§ **To do**
The lines to be extracted begin at the line containing "Give me the" and end at the last line of the data below; copy them exactly and leave out the pictures.

§ **Information supplied**

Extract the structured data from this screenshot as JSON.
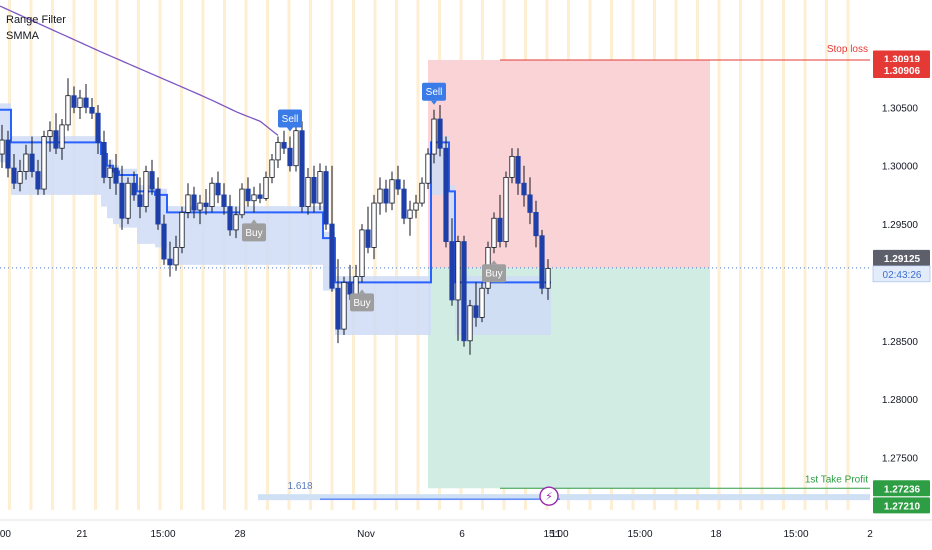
{
  "indicators": [
    "Range Filter",
    "SMMA"
  ],
  "colors": {
    "bull": "#ffffff",
    "bear": "#1e3fa8",
    "wick": "#131722",
    "filter": "#2962ff",
    "band": "#cfdcf6",
    "smma": "#7e57c2",
    "risk_zone": "#f9d3d6",
    "reward_zone": "#d0ece3",
    "stop": "#e53935",
    "take": "#2e9e44",
    "session": "#fde9c4",
    "sell_tag": "#3b7be8",
    "buy_tag": "#9e9e9e",
    "alert": "#9c27b0"
  },
  "chart_data": {
    "type": "candlestick",
    "title": "",
    "ylim": [
      1.2705,
      1.3142
    ],
    "y_ticks": [
      "1.30500",
      "1.30000",
      "1.29500",
      "1.28500",
      "1.28000",
      "1.27500"
    ],
    "x_ticks": [
      ":00",
      "21",
      "15:00",
      "28",
      "Nov",
      "6",
      "15:00",
      "11",
      "15:00",
      "18",
      "15:00",
      "2"
    ],
    "candles": [
      [
        1.301,
        1.3035,
        1.2998,
        1.3022
      ],
      [
        1.3022,
        1.303,
        1.299,
        1.2998
      ],
      [
        1.2998,
        1.301,
        1.298,
        1.2985
      ],
      [
        1.2985,
        1.3005,
        1.2978,
        1.2995
      ],
      [
        1.2995,
        1.3018,
        1.2988,
        1.301
      ],
      [
        1.301,
        1.3025,
        1.299,
        1.2995
      ],
      [
        1.2995,
        1.3005,
        1.2975,
        1.298
      ],
      [
        1.298,
        1.303,
        1.2975,
        1.3025
      ],
      [
        1.3025,
        1.3038,
        1.3012,
        1.303
      ],
      [
        1.303,
        1.3045,
        1.301,
        1.3015
      ],
      [
        1.3015,
        1.304,
        1.3005,
        1.3035
      ],
      [
        1.3035,
        1.3075,
        1.303,
        1.306
      ],
      [
        1.306,
        1.3068,
        1.3045,
        1.305
      ],
      [
        1.305,
        1.3065,
        1.304,
        1.3058
      ],
      [
        1.3058,
        1.307,
        1.3045,
        1.305
      ],
      [
        1.305,
        1.3058,
        1.304,
        1.3045
      ],
      [
        1.3045,
        1.3052,
        1.301,
        1.302
      ],
      [
        1.302,
        1.303,
        1.2985,
        1.299
      ],
      [
        1.299,
        1.3005,
        1.298,
        1.2998
      ],
      [
        1.2998,
        1.301,
        1.2975,
        1.2985
      ],
      [
        1.2985,
        1.3,
        1.2945,
        1.2955
      ],
      [
        1.2955,
        1.299,
        1.295,
        1.2985
      ],
      [
        1.2985,
        1.2995,
        1.297,
        1.2975
      ],
      [
        1.2975,
        1.299,
        1.2955,
        1.2965
      ],
      [
        1.2965,
        1.3,
        1.296,
        1.2995
      ],
      [
        1.2995,
        1.3005,
        1.2975,
        1.298
      ],
      [
        1.298,
        1.299,
        1.2945,
        1.295
      ],
      [
        1.295,
        1.2958,
        1.2915,
        1.292
      ],
      [
        1.292,
        1.2935,
        1.2905,
        1.2915
      ],
      [
        1.2915,
        1.294,
        1.291,
        1.293
      ],
      [
        1.293,
        1.2965,
        1.2925,
        1.296
      ],
      [
        1.296,
        1.2985,
        1.2955,
        1.2975
      ],
      [
        1.2975,
        1.2982,
        1.2955,
        1.2962
      ],
      [
        1.2962,
        1.2975,
        1.295,
        1.2968
      ],
      [
        1.2968,
        1.298,
        1.2958,
        1.2965
      ],
      [
        1.2965,
        1.299,
        1.296,
        1.2985
      ],
      [
        1.2985,
        1.2995,
        1.2968,
        1.2975
      ],
      [
        1.2975,
        1.2985,
        1.2958,
        1.2965
      ],
      [
        1.2965,
        1.2975,
        1.294,
        1.2945
      ],
      [
        1.2945,
        1.2965,
        1.2938,
        1.2958
      ],
      [
        1.2958,
        1.2985,
        1.2955,
        1.298
      ],
      [
        1.298,
        1.299,
        1.2965,
        1.297
      ],
      [
        1.297,
        1.2982,
        1.296,
        1.2975
      ],
      [
        1.2975,
        1.2985,
        1.2968,
        1.2972
      ],
      [
        1.2972,
        1.2995,
        1.297,
        1.299
      ],
      [
        1.299,
        1.301,
        1.2985,
        1.3005
      ],
      [
        1.3005,
        1.3025,
        1.2998,
        1.302
      ],
      [
        1.302,
        1.303,
        1.301,
        1.3015
      ],
      [
        1.3015,
        1.3025,
        1.2995,
        1.3
      ],
      [
        1.3,
        1.304,
        1.2995,
        1.303
      ],
      [
        1.303,
        1.3038,
        1.296,
        1.2965
      ],
      [
        1.2965,
        1.2998,
        1.2958,
        1.299
      ],
      [
        1.299,
        1.3,
        1.296,
        1.2968
      ],
      [
        1.2968,
        1.3002,
        1.2962,
        1.2995
      ],
      [
        1.2995,
        1.3,
        1.2945,
        1.295
      ],
      [
        1.295,
        1.3,
        1.2892,
        1.2895
      ],
      [
        1.2895,
        1.292,
        1.2848,
        1.286
      ],
      [
        1.286,
        1.2905,
        1.2855,
        1.29
      ],
      [
        1.29,
        1.2915,
        1.2885,
        1.289
      ],
      [
        1.289,
        1.2915,
        1.288,
        1.2905
      ],
      [
        1.2905,
        1.295,
        1.29,
        1.2945
      ],
      [
        1.2945,
        1.2965,
        1.2925,
        1.293
      ],
      [
        1.293,
        1.2975,
        1.292,
        1.2968
      ],
      [
        1.2968,
        1.299,
        1.2958,
        1.298
      ],
      [
        1.298,
        1.2988,
        1.296,
        1.2968
      ],
      [
        1.2968,
        1.2995,
        1.2962,
        1.2988
      ],
      [
        1.2988,
        1.3,
        1.2975,
        1.298
      ],
      [
        1.298,
        1.2988,
        1.295,
        1.2955
      ],
      [
        1.2955,
        1.297,
        1.294,
        1.2962
      ],
      [
        1.2962,
        1.2975,
        1.2955,
        1.2968
      ],
      [
        1.2968,
        1.299,
        1.2965,
        1.2985
      ],
      [
        1.2985,
        1.3015,
        1.298,
        1.301
      ],
      [
        1.301,
        1.3048,
        1.3002,
        1.304
      ],
      [
        1.304,
        1.3052,
        1.3008,
        1.3015
      ],
      [
        1.3015,
        1.3025,
        1.293,
        1.2935
      ],
      [
        1.2935,
        1.2955,
        1.288,
        1.2885
      ],
      [
        1.2885,
        1.294,
        1.285,
        1.2935
      ],
      [
        1.2935,
        1.294,
        1.2845,
        1.285
      ],
      [
        1.285,
        1.2885,
        1.2838,
        1.288
      ],
      [
        1.288,
        1.29,
        1.2862,
        1.287
      ],
      [
        1.287,
        1.29,
        1.2866,
        1.2895
      ],
      [
        1.2895,
        1.2935,
        1.289,
        1.293
      ],
      [
        1.293,
        1.296,
        1.2925,
        1.2955
      ],
      [
        1.2955,
        1.2975,
        1.293,
        1.2935
      ],
      [
        1.2935,
        1.2995,
        1.293,
        1.299
      ],
      [
        1.299,
        1.3015,
        1.2985,
        1.3008
      ],
      [
        1.3008,
        1.3015,
        1.2975,
        1.2985
      ],
      [
        1.2985,
        1.3,
        1.2965,
        1.2975
      ],
      [
        1.2975,
        1.299,
        1.295,
        1.296
      ],
      [
        1.296,
        1.297,
        1.293,
        1.294
      ],
      [
        1.294,
        1.2945,
        1.289,
        1.2895
      ],
      [
        1.2895,
        1.292,
        1.2885,
        1.2912
      ]
    ],
    "smma": [
      1.31368,
      1.31345,
      1.31322,
      1.31299,
      1.31276,
      1.31253,
      1.3123,
      1.31207,
      1.31184,
      1.31161,
      1.31138,
      1.31115,
      1.31092,
      1.31069,
      1.31046,
      1.31023,
      1.31,
      1.30977,
      1.30955,
      1.30933,
      1.30911,
      1.30889,
      1.30867,
      1.30845,
      1.30823,
      1.30801,
      1.30779,
      1.30757,
      1.30735,
      1.30713,
      1.30691,
      1.30669,
      1.30647,
      1.30625,
      1.30603,
      1.3058,
      1.30557,
      1.30533,
      1.30509,
      1.30485,
      1.30461,
      1.3044,
      1.3042,
      1.304,
      1.3038,
      1.3034,
      1.303,
      1.3026
    ],
    "smma_last_index": 46,
    "range_filter": [
      1.3048,
      1.3048,
      1.302,
      1.302,
      1.302,
      1.302,
      1.302,
      1.302,
      1.302,
      1.302,
      1.302,
      1.302,
      1.302,
      1.302,
      1.302,
      1.302,
      1.302,
      1.301,
      1.3,
      1.2995,
      1.2992,
      1.2992,
      1.2992,
      1.2978,
      1.2978,
      1.2978,
      1.2975,
      1.2975,
      1.296,
      1.296,
      1.296,
      1.296,
      1.296,
      1.296,
      1.296,
      1.296,
      1.296,
      1.296,
      1.296,
      1.296,
      1.296,
      1.296,
      1.296,
      1.296,
      1.296,
      1.296,
      1.296,
      1.296,
      1.296,
      1.296,
      1.296,
      1.296,
      1.296,
      1.296,
      1.2938,
      1.2938,
      1.29,
      1.29,
      1.29,
      1.29,
      1.29,
      1.29,
      1.29,
      1.29,
      1.29,
      1.29,
      1.29,
      1.29,
      1.29,
      1.29,
      1.29,
      1.29,
      1.302,
      1.302,
      1.302,
      1.2978,
      1.29,
      1.29,
      1.29,
      1.29,
      1.29,
      1.29,
      1.29,
      1.29,
      1.29,
      1.29,
      1.29,
      1.29,
      1.29,
      1.29,
      1.29,
      1.29
    ],
    "range_filter_band": 0.0045,
    "signals": [
      {
        "label": "Sell",
        "type": "sell",
        "index": 48
      },
      {
        "label": "Sell",
        "type": "sell",
        "index": 72
      },
      {
        "label": "Buy",
        "type": "buy",
        "index": 42
      },
      {
        "label": "Buy",
        "type": "buy",
        "index": 60
      },
      {
        "label": "Buy",
        "type": "buy",
        "index": 82
      }
    ],
    "position": {
      "entry": 1.29125,
      "stop": 1.30906,
      "target": 1.27236,
      "start_index": 71,
      "end_index": 118
    },
    "fib_label": "1.618",
    "fib_price": 1.2716,
    "alert_glyph": "⚡"
  },
  "price_scale": {
    "stop_label": "Stop loss",
    "stop_price": "1.30906",
    "stop_price_top": "1.30919",
    "stop_level_top": 1.30919,
    "current_price": "1.29125",
    "countdown": "02:43:26",
    "take_label": "1st Take Profit",
    "take_price": "1.27236",
    "take_price_low": "1.27210",
    "take_level_low": 1.2721
  }
}
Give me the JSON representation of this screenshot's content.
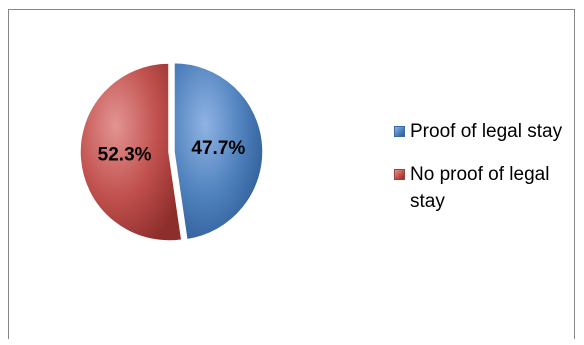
{
  "chart_data": {
    "type": "pie",
    "title": "",
    "categories": [
      "Proof of legal stay",
      "No proof of legal stay"
    ],
    "values": [
      47.7,
      52.3
    ],
    "value_labels": [
      "47.7%",
      "52.3%"
    ],
    "colors": [
      "#4f81bd",
      "#c0504d"
    ],
    "start_angle": "12 o'clock",
    "direction": "clockwise",
    "exploded_slice": "Proof of legal stay",
    "legend_position": "right"
  }
}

§ **Answer**
Give me the JSON representation of this screenshot's content.
{
  "chart_data": {
    "type": "pie",
    "title": "",
    "categories": [
      "Proof of legal stay",
      "No proof of legal stay"
    ],
    "values": [
      47.7,
      52.3
    ],
    "value_labels": [
      "47.7%",
      "52.3%"
    ],
    "colors": [
      "#4f81bd",
      "#c0504d"
    ],
    "start_angle": "12 o'clock",
    "direction": "clockwise",
    "exploded_slice": "Proof of legal stay",
    "legend_position": "right"
  }
}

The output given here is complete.